■ DATA SECTION:
------------------------

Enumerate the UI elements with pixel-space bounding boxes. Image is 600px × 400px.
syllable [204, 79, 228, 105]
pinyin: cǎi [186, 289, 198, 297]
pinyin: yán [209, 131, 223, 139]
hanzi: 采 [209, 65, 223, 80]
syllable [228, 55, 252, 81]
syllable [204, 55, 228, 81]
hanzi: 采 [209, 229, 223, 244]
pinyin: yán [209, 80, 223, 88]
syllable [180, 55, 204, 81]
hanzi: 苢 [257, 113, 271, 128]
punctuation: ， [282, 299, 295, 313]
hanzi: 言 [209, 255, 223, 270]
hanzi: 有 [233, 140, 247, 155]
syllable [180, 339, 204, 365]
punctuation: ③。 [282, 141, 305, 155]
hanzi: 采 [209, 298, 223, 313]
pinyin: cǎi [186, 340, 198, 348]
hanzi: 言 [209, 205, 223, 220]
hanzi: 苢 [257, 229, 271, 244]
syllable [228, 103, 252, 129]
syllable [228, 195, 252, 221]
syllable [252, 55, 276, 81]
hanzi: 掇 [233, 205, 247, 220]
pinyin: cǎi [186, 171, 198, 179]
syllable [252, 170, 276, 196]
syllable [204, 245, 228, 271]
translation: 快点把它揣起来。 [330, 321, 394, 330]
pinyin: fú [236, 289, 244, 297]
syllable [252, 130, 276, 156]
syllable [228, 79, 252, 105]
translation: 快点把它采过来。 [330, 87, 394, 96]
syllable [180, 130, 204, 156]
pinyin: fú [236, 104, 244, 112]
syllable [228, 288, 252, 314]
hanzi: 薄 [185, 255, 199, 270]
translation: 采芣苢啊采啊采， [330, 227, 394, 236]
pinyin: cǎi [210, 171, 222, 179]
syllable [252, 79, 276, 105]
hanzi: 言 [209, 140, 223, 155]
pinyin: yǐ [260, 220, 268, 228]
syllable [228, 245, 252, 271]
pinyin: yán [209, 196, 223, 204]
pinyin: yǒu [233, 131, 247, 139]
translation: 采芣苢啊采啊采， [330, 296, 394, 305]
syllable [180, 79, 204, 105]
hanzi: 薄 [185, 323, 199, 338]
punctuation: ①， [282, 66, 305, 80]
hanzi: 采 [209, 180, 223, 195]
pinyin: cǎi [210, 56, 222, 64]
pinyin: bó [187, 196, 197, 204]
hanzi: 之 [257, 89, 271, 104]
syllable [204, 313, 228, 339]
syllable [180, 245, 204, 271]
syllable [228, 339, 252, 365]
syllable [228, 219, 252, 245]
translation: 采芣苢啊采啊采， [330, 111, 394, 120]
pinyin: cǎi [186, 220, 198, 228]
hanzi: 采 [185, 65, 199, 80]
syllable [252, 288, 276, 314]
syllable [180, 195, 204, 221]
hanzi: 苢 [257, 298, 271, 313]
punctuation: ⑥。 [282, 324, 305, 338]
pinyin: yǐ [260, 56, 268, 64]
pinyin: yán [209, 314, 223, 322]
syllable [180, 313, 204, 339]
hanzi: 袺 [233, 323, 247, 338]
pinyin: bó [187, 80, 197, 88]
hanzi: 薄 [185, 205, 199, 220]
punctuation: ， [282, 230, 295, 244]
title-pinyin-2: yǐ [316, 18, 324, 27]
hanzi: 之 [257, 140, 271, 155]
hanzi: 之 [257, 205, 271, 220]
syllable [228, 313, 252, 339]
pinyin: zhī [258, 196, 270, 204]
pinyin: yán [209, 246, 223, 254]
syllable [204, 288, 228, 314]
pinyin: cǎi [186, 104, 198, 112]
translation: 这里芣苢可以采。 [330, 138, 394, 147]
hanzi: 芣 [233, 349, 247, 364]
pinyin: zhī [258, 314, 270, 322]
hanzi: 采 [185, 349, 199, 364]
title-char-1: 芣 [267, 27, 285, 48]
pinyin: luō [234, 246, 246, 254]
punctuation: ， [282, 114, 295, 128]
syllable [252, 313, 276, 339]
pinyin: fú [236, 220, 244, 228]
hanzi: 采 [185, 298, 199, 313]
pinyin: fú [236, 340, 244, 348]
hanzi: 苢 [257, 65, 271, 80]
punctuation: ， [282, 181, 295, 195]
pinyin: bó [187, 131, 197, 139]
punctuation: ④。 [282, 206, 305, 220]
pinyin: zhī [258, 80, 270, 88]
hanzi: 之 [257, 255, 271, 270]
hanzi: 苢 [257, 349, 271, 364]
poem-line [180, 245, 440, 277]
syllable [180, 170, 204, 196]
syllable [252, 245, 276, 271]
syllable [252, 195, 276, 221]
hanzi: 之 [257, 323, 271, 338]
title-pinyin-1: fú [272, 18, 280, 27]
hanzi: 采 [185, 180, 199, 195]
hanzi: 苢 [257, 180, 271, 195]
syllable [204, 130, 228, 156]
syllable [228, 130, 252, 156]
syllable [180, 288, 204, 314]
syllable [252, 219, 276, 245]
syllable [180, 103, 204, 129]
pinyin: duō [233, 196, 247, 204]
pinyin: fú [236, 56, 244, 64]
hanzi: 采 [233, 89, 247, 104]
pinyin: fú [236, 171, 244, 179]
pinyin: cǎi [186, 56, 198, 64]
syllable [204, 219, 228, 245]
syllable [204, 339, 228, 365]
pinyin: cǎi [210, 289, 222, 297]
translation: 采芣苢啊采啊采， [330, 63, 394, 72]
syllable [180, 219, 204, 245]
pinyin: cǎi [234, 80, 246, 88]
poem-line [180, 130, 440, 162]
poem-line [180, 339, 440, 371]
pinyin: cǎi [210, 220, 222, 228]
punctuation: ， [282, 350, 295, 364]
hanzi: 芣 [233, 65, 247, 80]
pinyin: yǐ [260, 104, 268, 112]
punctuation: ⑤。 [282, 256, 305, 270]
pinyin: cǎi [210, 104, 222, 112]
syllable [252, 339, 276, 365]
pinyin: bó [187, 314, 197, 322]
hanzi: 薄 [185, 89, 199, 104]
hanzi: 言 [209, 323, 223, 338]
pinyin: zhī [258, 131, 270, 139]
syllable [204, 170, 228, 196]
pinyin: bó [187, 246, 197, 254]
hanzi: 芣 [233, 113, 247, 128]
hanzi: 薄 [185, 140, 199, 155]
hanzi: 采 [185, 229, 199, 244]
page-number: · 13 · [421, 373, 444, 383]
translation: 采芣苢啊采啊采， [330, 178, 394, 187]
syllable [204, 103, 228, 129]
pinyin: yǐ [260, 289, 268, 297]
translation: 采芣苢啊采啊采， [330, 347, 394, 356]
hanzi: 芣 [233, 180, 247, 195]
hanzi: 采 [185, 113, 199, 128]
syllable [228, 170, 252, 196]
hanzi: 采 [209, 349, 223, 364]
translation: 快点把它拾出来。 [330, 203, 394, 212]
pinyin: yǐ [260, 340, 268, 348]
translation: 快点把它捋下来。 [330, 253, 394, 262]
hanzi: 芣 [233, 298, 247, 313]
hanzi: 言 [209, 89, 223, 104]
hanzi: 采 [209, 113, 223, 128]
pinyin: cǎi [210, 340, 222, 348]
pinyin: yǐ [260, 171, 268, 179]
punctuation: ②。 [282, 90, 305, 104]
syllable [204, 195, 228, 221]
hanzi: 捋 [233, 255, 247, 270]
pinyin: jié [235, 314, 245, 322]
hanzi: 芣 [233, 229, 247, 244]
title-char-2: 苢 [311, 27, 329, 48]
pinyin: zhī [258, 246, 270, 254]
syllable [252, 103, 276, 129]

------------------------

Reproduce all of the data above, replacing each "hanzi" with "character" and keeping everything else the same.

Enumerate the UI elements with pixel-space bounding boxes. Image is 600px × 400px.
syllable [204, 79, 228, 105]
pinyin: cǎi [186, 289, 198, 297]
pinyin: yán [209, 131, 223, 139]
character: 采 [209, 65, 223, 80]
syllable [228, 55, 252, 81]
syllable [204, 55, 228, 81]
character: 采 [209, 229, 223, 244]
pinyin: yán [209, 80, 223, 88]
syllable [180, 55, 204, 81]
character: 苢 [257, 113, 271, 128]
punctuation: ， [282, 299, 295, 313]
character: 言 [209, 255, 223, 270]
character: 有 [233, 140, 247, 155]
syllable [180, 339, 204, 365]
punctuation: ③。 [282, 141, 305, 155]
character: 采 [209, 298, 223, 313]
pinyin: cǎi [186, 340, 198, 348]
character: 言 [209, 205, 223, 220]
character: 苢 [257, 229, 271, 244]
syllable [228, 103, 252, 129]
syllable [228, 195, 252, 221]
syllable [252, 55, 276, 81]
character: 掇 [233, 205, 247, 220]
pinyin: cǎi [186, 171, 198, 179]
syllable [252, 170, 276, 196]
syllable [204, 245, 228, 271]
translation: 快点把它揣起来。 [330, 321, 394, 330]
pinyin: fú [236, 289, 244, 297]
syllable [252, 130, 276, 156]
syllable [228, 79, 252, 105]
translation: 快点把它采过来。 [330, 87, 394, 96]
syllable [180, 130, 204, 156]
pinyin: fú [236, 104, 244, 112]
syllable [228, 288, 252, 314]
character: 薄 [185, 255, 199, 270]
translation: 采芣苢啊采啊采， [330, 227, 394, 236]
pinyin: cǎi [210, 171, 222, 179]
syllable [252, 79, 276, 105]
character: 言 [209, 140, 223, 155]
pinyin: yǐ [260, 220, 268, 228]
syllable [228, 245, 252, 271]
pinyin: yán [209, 196, 223, 204]
pinyin: yǒu [233, 131, 247, 139]
translation: 采芣苢啊采啊采， [330, 296, 394, 305]
syllable [180, 79, 204, 105]
character: 薄 [185, 323, 199, 338]
punctuation: ①， [282, 66, 305, 80]
character: 采 [209, 180, 223, 195]
pinyin: cǎi [210, 56, 222, 64]
pinyin: bó [187, 196, 197, 204]
character: 之 [257, 89, 271, 104]
syllable [204, 313, 228, 339]
syllable [180, 245, 204, 271]
syllable [228, 339, 252, 365]
syllable [228, 219, 252, 245]
translation: 采芣苢啊采啊采， [330, 111, 394, 120]
pinyin: cǎi [186, 220, 198, 228]
character: 采 [185, 65, 199, 80]
syllable [252, 288, 276, 314]
syllable [180, 195, 204, 221]
character: 苢 [257, 298, 271, 313]
punctuation: ⑥。 [282, 324, 305, 338]
pinyin: yǐ [260, 56, 268, 64]
pinyin: yán [209, 314, 223, 322]
syllable [180, 313, 204, 339]
character: 袺 [233, 323, 247, 338]
pinyin: bó [187, 80, 197, 88]
character: 薄 [185, 205, 199, 220]
punctuation: ， [282, 230, 295, 244]
title-pinyin-2: yǐ [316, 18, 324, 27]
character: 之 [257, 140, 271, 155]
character: 之 [257, 205, 271, 220]
syllable [228, 313, 252, 339]
pinyin: zhī [258, 196, 270, 204]
pinyin: yán [209, 246, 223, 254]
syllable [204, 288, 228, 314]
pinyin: cǎi [186, 104, 198, 112]
translation: 这里芣苢可以采。 [330, 138, 394, 147]
character: 芣 [233, 349, 247, 364]
pinyin: zhī [258, 314, 270, 322]
character: 采 [185, 349, 199, 364]
title-char-1: 芣 [267, 27, 285, 48]
pinyin: luō [234, 246, 246, 254]
punctuation: ， [282, 114, 295, 128]
syllable [252, 313, 276, 339]
pinyin: fú [236, 220, 244, 228]
character: 采 [185, 298, 199, 313]
pinyin: fú [236, 340, 244, 348]
character: 苢 [257, 65, 271, 80]
punctuation: ， [282, 181, 295, 195]
pinyin: bó [187, 131, 197, 139]
punctuation: ④。 [282, 206, 305, 220]
pinyin: zhī [258, 80, 270, 88]
character: 之 [257, 255, 271, 270]
character: 苢 [257, 349, 271, 364]
poem-line [180, 245, 440, 277]
syllable [180, 170, 204, 196]
syllable [252, 245, 276, 271]
syllable [252, 195, 276, 221]
character: 之 [257, 323, 271, 338]
title-pinyin-1: fú [272, 18, 280, 27]
character: 采 [185, 180, 199, 195]
character: 苢 [257, 180, 271, 195]
syllable [204, 130, 228, 156]
syllable [228, 130, 252, 156]
syllable [180, 288, 204, 314]
syllable [252, 219, 276, 245]
syllable [180, 103, 204, 129]
pinyin: duō [233, 196, 247, 204]
pinyin: fú [236, 56, 244, 64]
character: 采 [233, 89, 247, 104]
pinyin: fú [236, 171, 244, 179]
pinyin: cǎi [186, 56, 198, 64]
syllable [204, 219, 228, 245]
syllable [204, 339, 228, 365]
pinyin: cǎi [210, 289, 222, 297]
translation: 采芣苢啊采啊采， [330, 63, 394, 72]
syllable [180, 219, 204, 245]
pinyin: cǎi [234, 80, 246, 88]
poem-line [180, 130, 440, 162]
poem-line [180, 339, 440, 371]
pinyin: cǎi [210, 220, 222, 228]
punctuation: ， [282, 350, 295, 364]
character: 芣 [233, 65, 247, 80]
pinyin: yǐ [260, 104, 268, 112]
punctuation: ⑤。 [282, 256, 305, 270]
pinyin: cǎi [210, 104, 222, 112]
syllable [252, 339, 276, 365]
pinyin: bó [187, 314, 197, 322]
character: 薄 [185, 89, 199, 104]
character: 言 [209, 323, 223, 338]
pinyin: zhī [258, 131, 270, 139]
syllable [204, 170, 228, 196]
pinyin: bó [187, 246, 197, 254]
character: 芣 [233, 113, 247, 128]
character: 薄 [185, 140, 199, 155]
character: 采 [185, 229, 199, 244]
page-number: · 13 · [421, 373, 444, 383]
translation: 采芣苢啊采啊采， [330, 178, 394, 187]
syllable [204, 103, 228, 129]
pinyin: yǐ [260, 289, 268, 297]
translation: 采芣苢啊采啊采， [330, 347, 394, 356]
character: 芣 [233, 180, 247, 195]
character: 采 [185, 113, 199, 128]
syllable [228, 170, 252, 196]
character: 采 [209, 349, 223, 364]
translation: 快点把它拾出来。 [330, 203, 394, 212]
pinyin: yǐ [260, 340, 268, 348]
translation: 快点把它捋下来。 [330, 253, 394, 262]
character: 芣 [233, 298, 247, 313]
character: 言 [209, 89, 223, 104]
character: 采 [209, 113, 223, 128]
pinyin: cǎi [210, 340, 222, 348]
pinyin: yǐ [260, 171, 268, 179]
punctuation: ②。 [282, 90, 305, 104]
syllable [204, 195, 228, 221]
character: 捋 [233, 255, 247, 270]
pinyin: jié [235, 314, 245, 322]
character: 芣 [233, 229, 247, 244]
title-char-2: 苢 [311, 27, 329, 48]
pinyin: zhī [258, 246, 270, 254]
syllable [252, 103, 276, 129]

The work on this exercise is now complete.